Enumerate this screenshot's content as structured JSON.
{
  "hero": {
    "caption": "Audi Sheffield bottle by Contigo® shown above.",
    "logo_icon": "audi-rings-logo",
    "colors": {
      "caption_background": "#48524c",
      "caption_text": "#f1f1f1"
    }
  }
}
------------------------
§ DESCRIPTION OF THE TASK
Write out the whole listing again, exactly as it stands.

§ OUTPUT OF THE EXERCISE
Enumerate this screenshot's content as structured JSON.
{
  "hero": {
    "caption": "Audi Sheffield bottle by Contigo® shown above.",
    "logo_icon": "audi-rings-logo",
    "colors": {
      "caption_background": "#48524c",
      "caption_text": "#f1f1f1"
    }
  }
}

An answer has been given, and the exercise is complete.